Kaynak Metin ▸
Atatürk’ün Kilis’e Gelişi
M. Yahya EFE
Sevgili okurlarım, toplum ve insanlar için en kutsal varlıklardan iki tanesi, bağımsızlık ve özgürlüktür.
Bağımsız olmayan bir ülkenin insanları özgür olamadıkları gibi, özgür olmayan insanlar da, bağımsız bir ülkeye sahip olamazlar.
Kurtuluş Savaşı, Türk milletinin yok olan özgürlük ve bağımsızlığını yeniden kazanabilmesi için yapılan bir savaştır.
Osmanlı Devleti son zamanlarında serbestçe hareket etme özgürlüğünü yitirmişti. Kurtuluş Savaşı’nın sonunda, Türk milleti yeniden özgürlüğüne ve bağımsızlığına kavuştu.
Halkıyla ve ordusuyla bütünleşen ulusumuzun, Mustafa Kemal’in önderliğinde ki Kurtuluş Savaşı’nın kazanmasında güney cephesinin rolü büyüktür.
Kilis ise; zeki çocukları, asil gençleri ve çalışkan halkıyla kendisine bir ses verene bin yankı vermiştir.
Bunun en güzel örneğini de milli mücadelede vermiştir her Kilisli.
Yedinci Ordu Komutanı sıfatı ile Suriye Cephesi’nde bulunan Mustafa Kemal, 28 Ekim 1918’de Kilis’e gelişinde şehre girerken ilk yerel milis kuvvetleri tarafından karşılanmasından oldukça etkilenmiş ve;
“İlk ayak bastığım Türk şehrindeki bu uyanıklığa cidden hayran kaldım ve bir daha iman ettim ki bu millet asla ölmeyecektir. Var olun aziz Kilisliler” demiştir.

Çözülecek Problem ▸
Kaynak metne göre Mustafa Kemal, Kilis'e geldiği sırada Suriye Cephesi'nde hangi sıfatla bulunuyordu?

Sağlanan Veriler ▸
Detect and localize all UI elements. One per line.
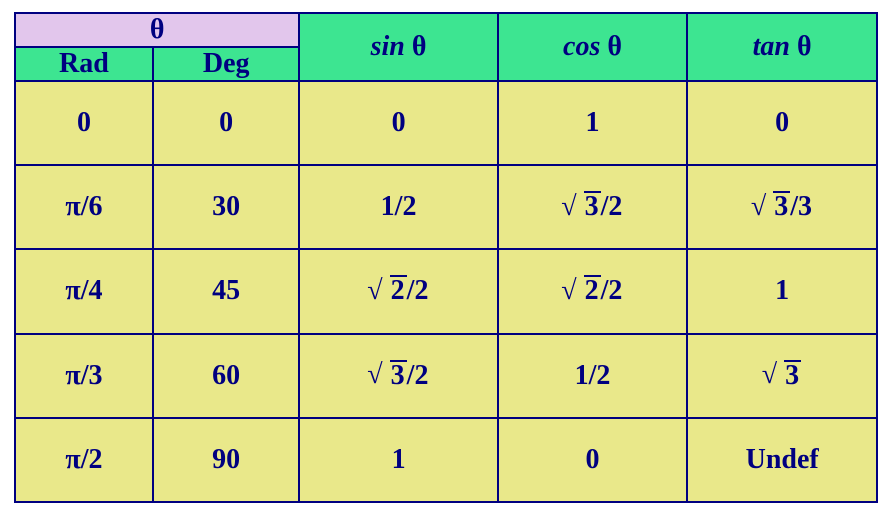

Alıştırma Sonucu ▸
Yedinci Ordu Komutanı sıfatıyla bulunuyordu.